Problem details: Give every line of the data again, unchanged, but with no pictures.

▬▬▬

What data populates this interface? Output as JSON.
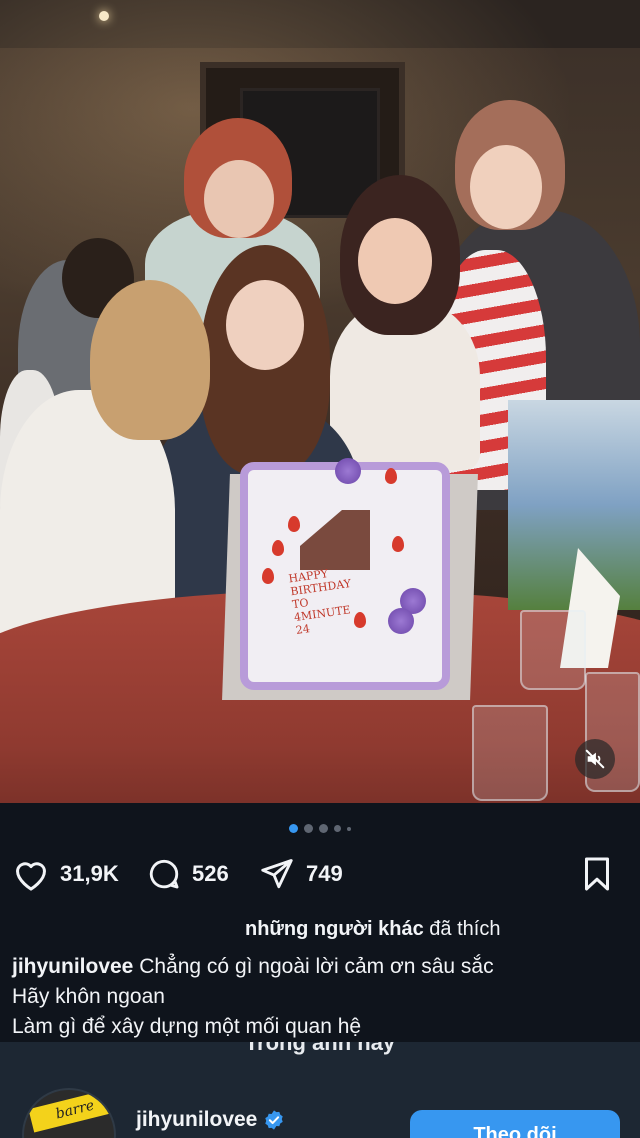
{
  "post": {
    "media": {
      "description_icon": "mute-icon",
      "carousel": {
        "total": 5,
        "active_index": 0
      },
      "cake_text": [
        "HAPPY",
        "BIRTHDAY",
        "TO",
        "4MINUTE",
        "24"
      ]
    },
    "actions": {
      "likes": "31,9K",
      "comments": "526",
      "shares": "749"
    },
    "liked_by": {
      "bold": "những người khác",
      "rest": " đã thích"
    },
    "caption": {
      "username": "jihyunilovee",
      "lines": [
        "Chẳng có gì ngoài lời cảm ơn sâu sắc",
        "Hãy khôn ngoan",
        "Làm gì để xây dựng một mối quan hệ"
      ]
    }
  },
  "sheet": {
    "title": "Trong ảnh này",
    "avatar_sign": "barre",
    "username": "jihyunilovee",
    "follow_label": "Theo dõi"
  },
  "colors": {
    "background": "#0f141c",
    "accent": "#3797f0",
    "sheet": "#1d2733"
  }
}
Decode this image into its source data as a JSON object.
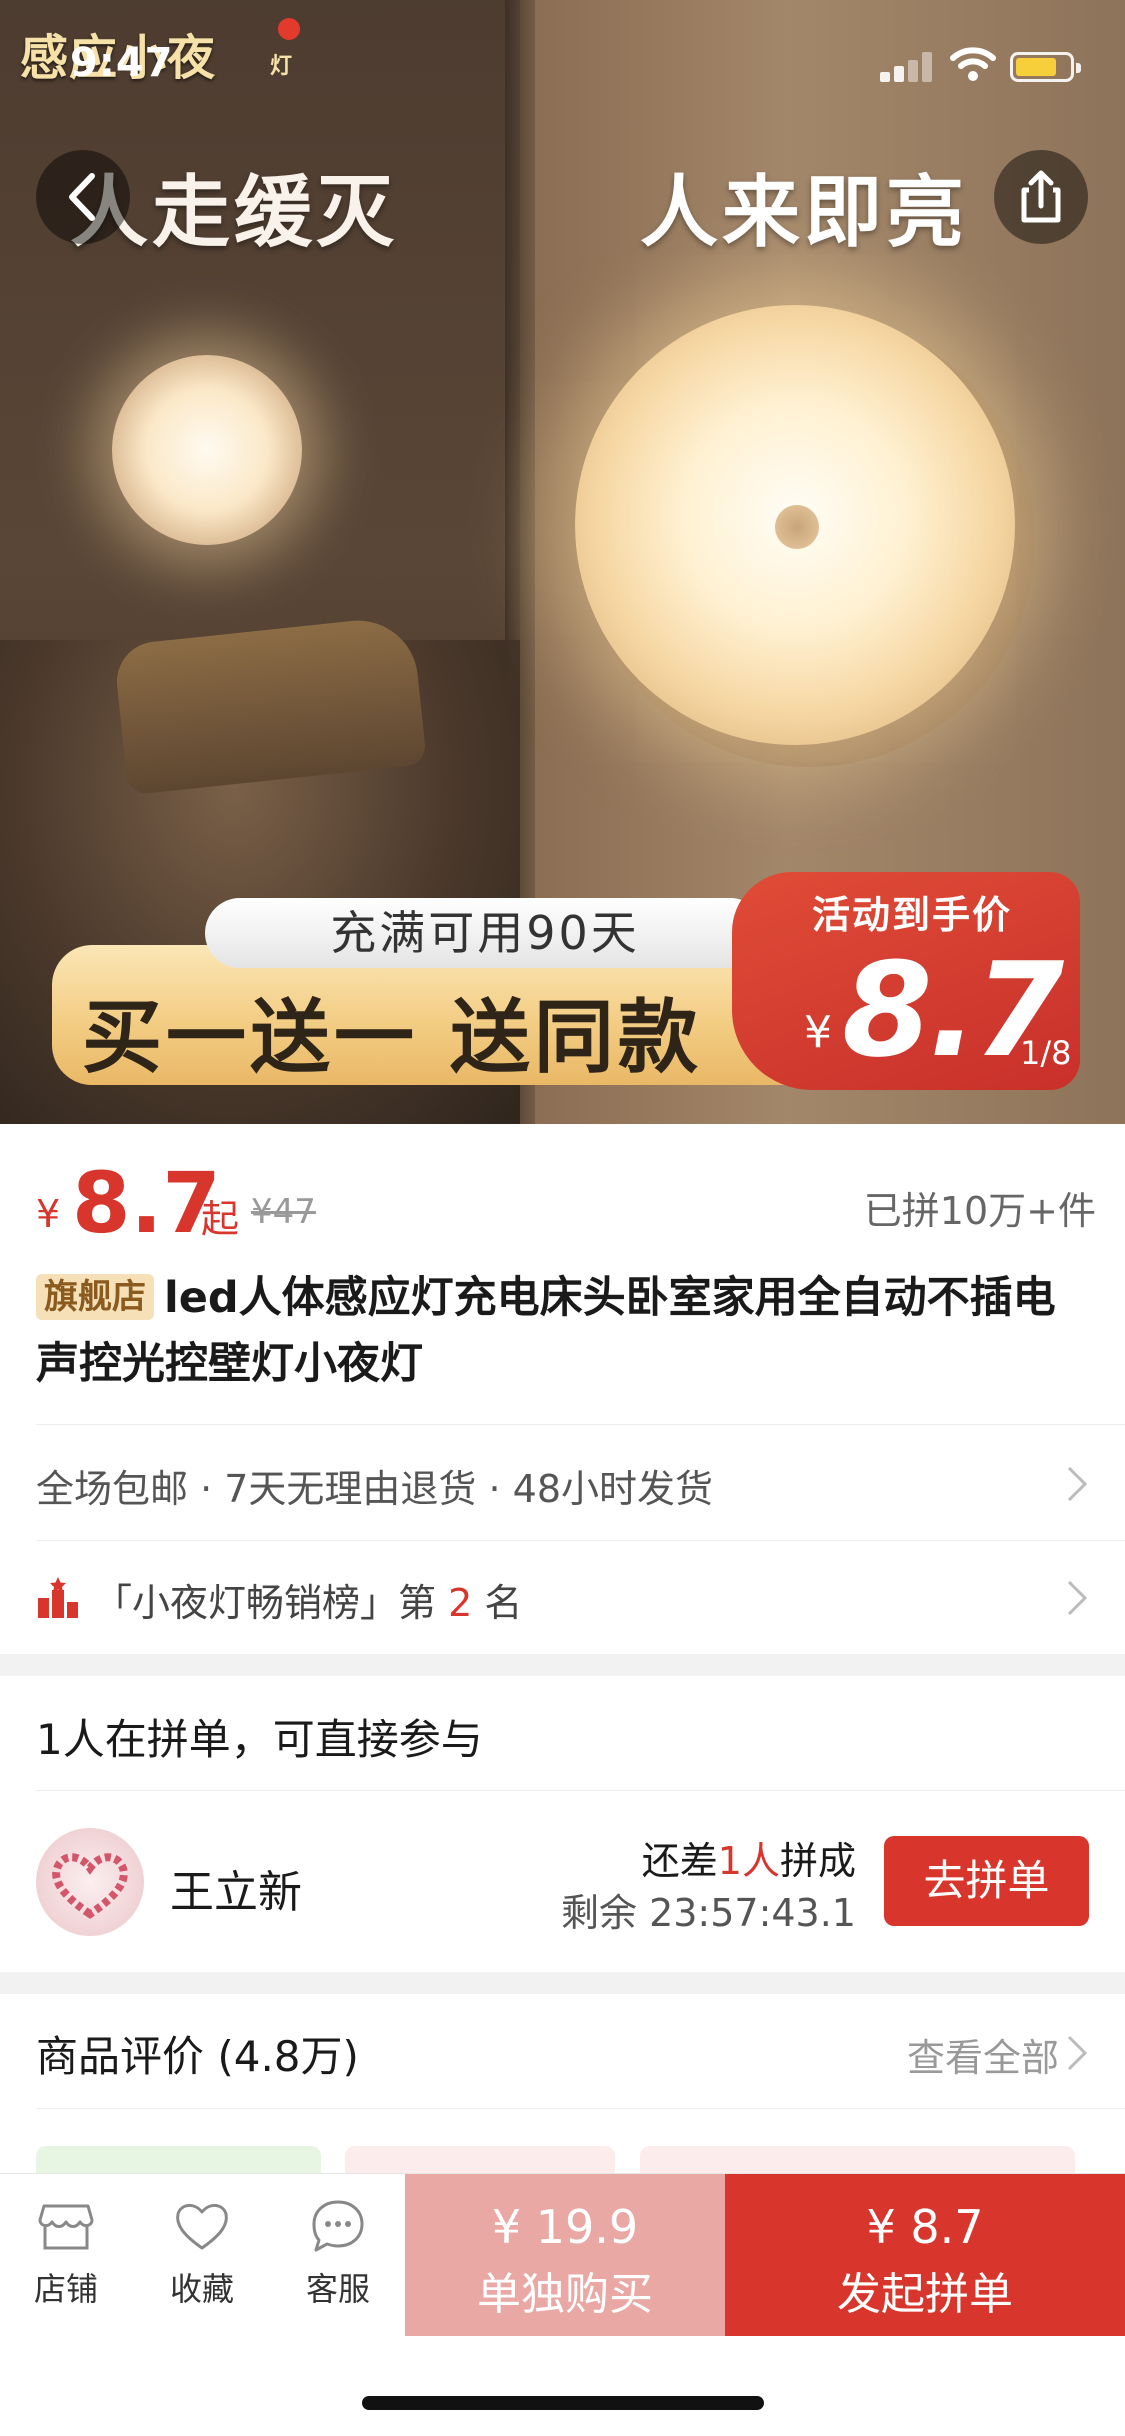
{
  "status_bar": {
    "time": "9:47"
  },
  "hero": {
    "brand_text": "感应小夜",
    "brand_sub": "灯",
    "headline_left": "人走缓灭",
    "headline_right": "人来即亮",
    "banner_top": "充满可用90天",
    "banner_main": "买一送一 送同款",
    "badge_label": "活动到手价",
    "badge_currency": "¥",
    "badge_price": "8.7",
    "image_counter": "1/8"
  },
  "price": {
    "currency": "¥",
    "current": "8.7",
    "suffix": "起",
    "original": "¥47",
    "sold": "已拼10万+件"
  },
  "product": {
    "tag": "旗舰店",
    "title": "led人体感应灯充电床头卧室家用全自动不插电声控光控壁灯小夜灯"
  },
  "services": {
    "text": "全场包邮 · 7天无理由退货 · 48小时发货"
  },
  "ranking": {
    "prefix": "「小夜灯畅销榜」第",
    "rank": "2",
    "suffix": "名"
  },
  "group_buy": {
    "heading": "1人在拼单，可直接参与",
    "user_name": "王立新",
    "need_prefix": "还差",
    "need_count": "1人",
    "need_suffix": "拼成",
    "remaining": "剩余 23:57:43.1",
    "join_label": "去拼单"
  },
  "reviews": {
    "heading": "商品评价 (4.8万)",
    "view_all": "查看全部"
  },
  "bottom_bar": {
    "store_label": "店铺",
    "favorite_label": "收藏",
    "service_label": "客服",
    "buy_alone_price": "¥ 19.9",
    "buy_alone_label": "单独购买",
    "buy_group_price": "¥ 8.7",
    "buy_group_label": "发起拼单"
  },
  "colors": {
    "accent_red": "#d8352c",
    "buy_alone_bg": "#eaa8a4",
    "flagship_tag_bg": "#f6e0b7"
  },
  "icons": {
    "back": "chevron-left-icon",
    "share": "share-icon",
    "store": "store-icon",
    "favorite": "heart-icon",
    "service": "chat-icon",
    "rank": "podium-icon"
  }
}
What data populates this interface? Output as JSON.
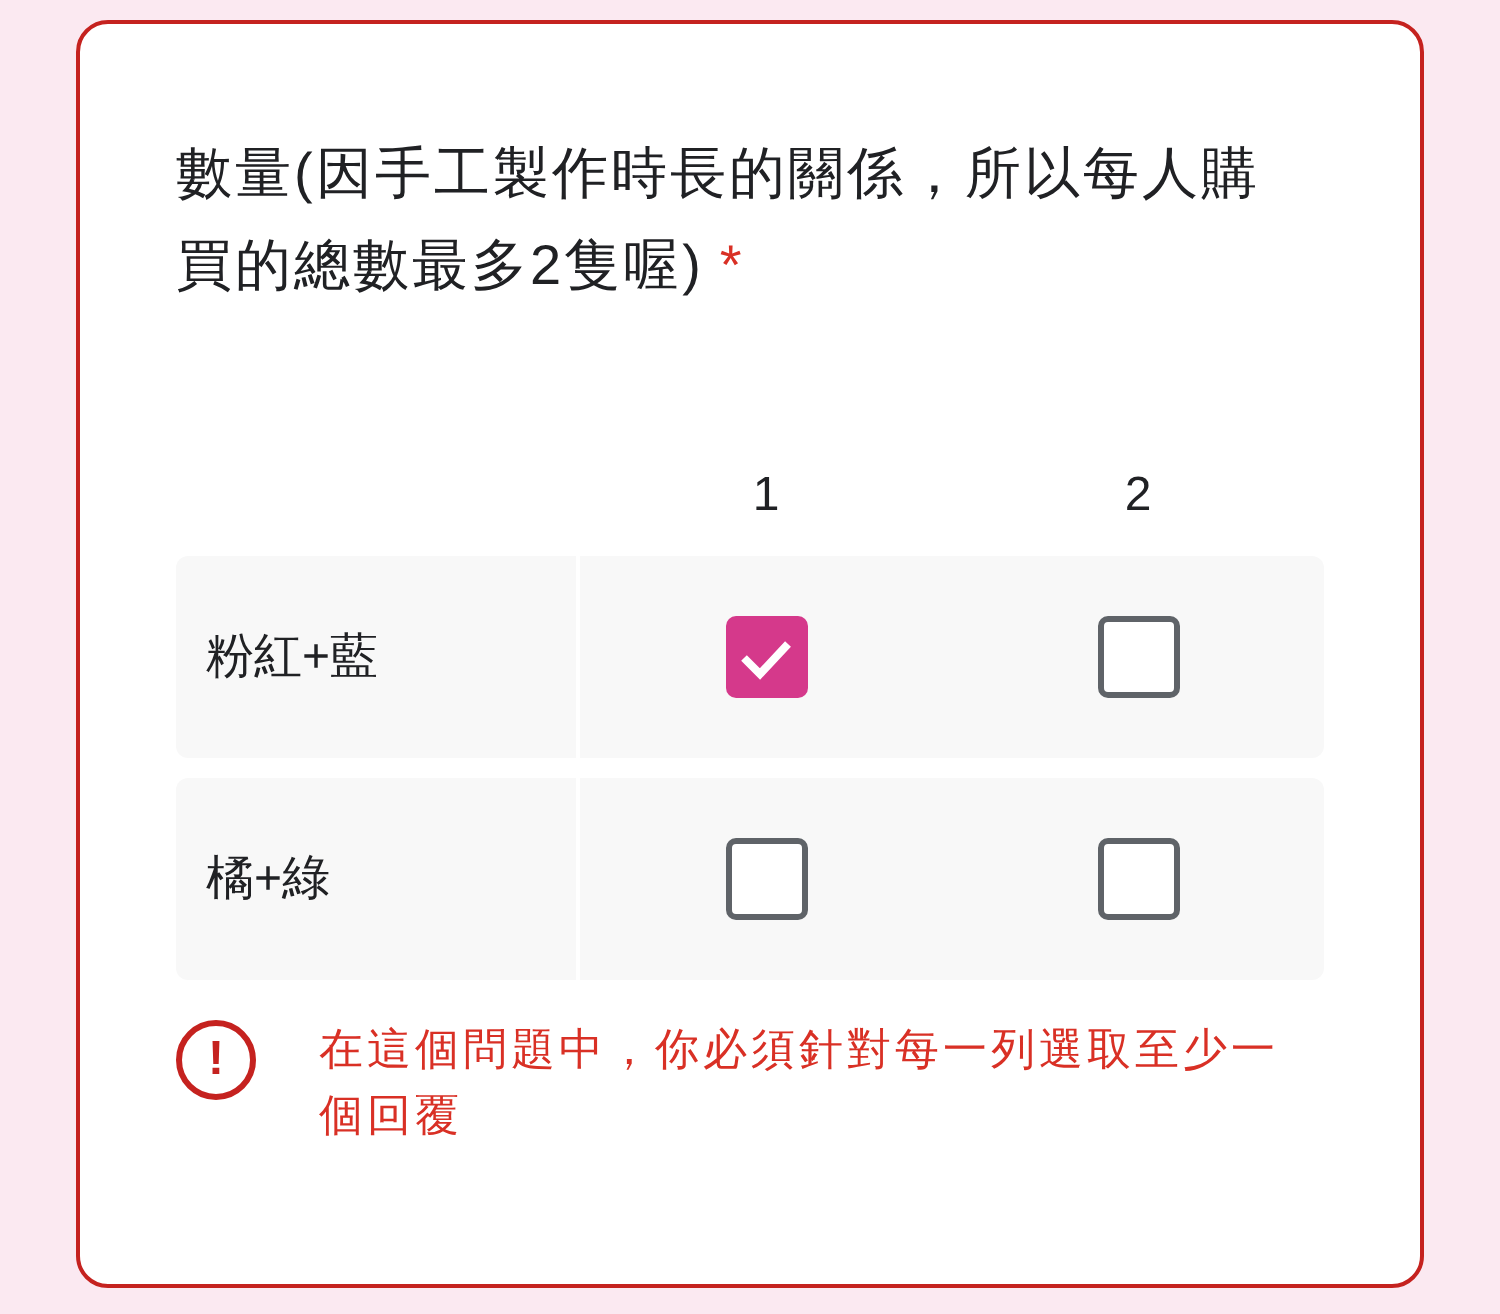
{
  "question": {
    "title": "數量(因手工製作時長的關係，所以每人購買的總數最多2隻喔)",
    "required": true,
    "required_mark": "*"
  },
  "columns": [
    "1",
    "2"
  ],
  "rows": [
    {
      "label": "粉紅+藍",
      "cells": [
        {
          "checked": true
        },
        {
          "checked": false
        }
      ]
    },
    {
      "label": "橘+綠",
      "cells": [
        {
          "checked": false
        },
        {
          "checked": false
        }
      ]
    }
  ],
  "error": {
    "icon": "!",
    "text": "在這個問題中，你必須針對每一列選取至少一個回覆"
  }
}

▬▬▬

Output for this exercise:
What data populates this interface? Output as JSON.
{
  "post": {
    "media": {
      "description_icon": "mute-icon",
      "carousel": {
        "total": 5,
        "active_index": 0
      },
      "cake_text": [
        "HAPPY",
        "BIRTHDAY",
        "TO",
        "4MINUTE",
        "24"
      ]
    },
    "actions": {
      "likes": "31,9K",
      "comments": "526",
      "shares": "749"
    },
    "liked_by": {
      "bold": "những người khác",
      "rest": " đã thích"
    },
    "caption": {
      "username": "jihyunilovee",
      "lines": [
        "Chẳng có gì ngoài lời cảm ơn sâu sắc",
        "Hãy khôn ngoan",
        "Làm gì để xây dựng một mối quan hệ"
      ]
    }
  },
  "sheet": {
    "title": "Trong ảnh này",
    "avatar_sign": "barre",
    "username": "jihyunilovee",
    "follow_label": "Theo dõi"
  },
  "colors": {
    "background": "#0f141c",
    "accent": "#3797f0",
    "sheet": "#1d2733"
  }
}
Decode this image into its source data as a JSON object.
{
  "status_bar": {
    "time": "9:47"
  },
  "hero": {
    "brand_text": "感应小夜",
    "brand_sub": "灯",
    "headline_left": "人走缓灭",
    "headline_right": "人来即亮",
    "banner_top": "充满可用90天",
    "banner_main": "买一送一 送同款",
    "badge_label": "活动到手价",
    "badge_currency": "¥",
    "badge_price": "8.7",
    "image_counter": "1/8"
  },
  "price": {
    "currency": "¥",
    "current": "8.7",
    "suffix": "起",
    "original": "¥47",
    "sold": "已拼10万+件"
  },
  "product": {
    "tag": "旗舰店",
    "title": "led人体感应灯充电床头卧室家用全自动不插电声控光控壁灯小夜灯"
  },
  "services": {
    "text": "全场包邮 · 7天无理由退货 · 48小时发货"
  },
  "ranking": {
    "prefix": "「小夜灯畅销榜」第",
    "rank": "2",
    "suffix": "名"
  },
  "group_buy": {
    "heading": "1人在拼单，可直接参与",
    "user_name": "王立新",
    "need_prefix": "还差",
    "need_count": "1人",
    "need_suffix": "拼成",
    "remaining": "剩余 23:57:43.1",
    "join_label": "去拼单"
  },
  "reviews": {
    "heading": "商品评价 (4.8万)",
    "view_all": "查看全部"
  },
  "bottom_bar": {
    "store_label": "店铺",
    "favorite_label": "收藏",
    "service_label": "客服",
    "buy_alone_price": "¥ 19.9",
    "buy_alone_label": "单独购买",
    "buy_group_price": "¥ 8.7",
    "buy_group_label": "发起拼单"
  },
  "colors": {
    "accent_red": "#d8352c",
    "buy_alone_bg": "#eaa8a4",
    "flagship_tag_bg": "#f6e0b7"
  },
  "icons": {
    "back": "chevron-left-icon",
    "share": "share-icon",
    "store": "store-icon",
    "favorite": "heart-icon",
    "service": "chat-icon",
    "rank": "podium-icon"
  }
}
What data populates this interface? Output as JSON.
{
  "question": {
    "title": "數量(因手工製作時長的關係，所以每人購買的總數最多2隻喔)",
    "required": true,
    "required_mark": "*"
  },
  "columns": [
    "1",
    "2"
  ],
  "rows": [
    {
      "label": "粉紅+藍",
      "cells": [
        {
          "checked": true
        },
        {
          "checked": false
        }
      ]
    },
    {
      "label": "橘+綠",
      "cells": [
        {
          "checked": false
        },
        {
          "checked": false
        }
      ]
    }
  ],
  "error": {
    "icon": "!",
    "text": "在這個問題中，你必須針對每一列選取至少一個回覆"
  }
}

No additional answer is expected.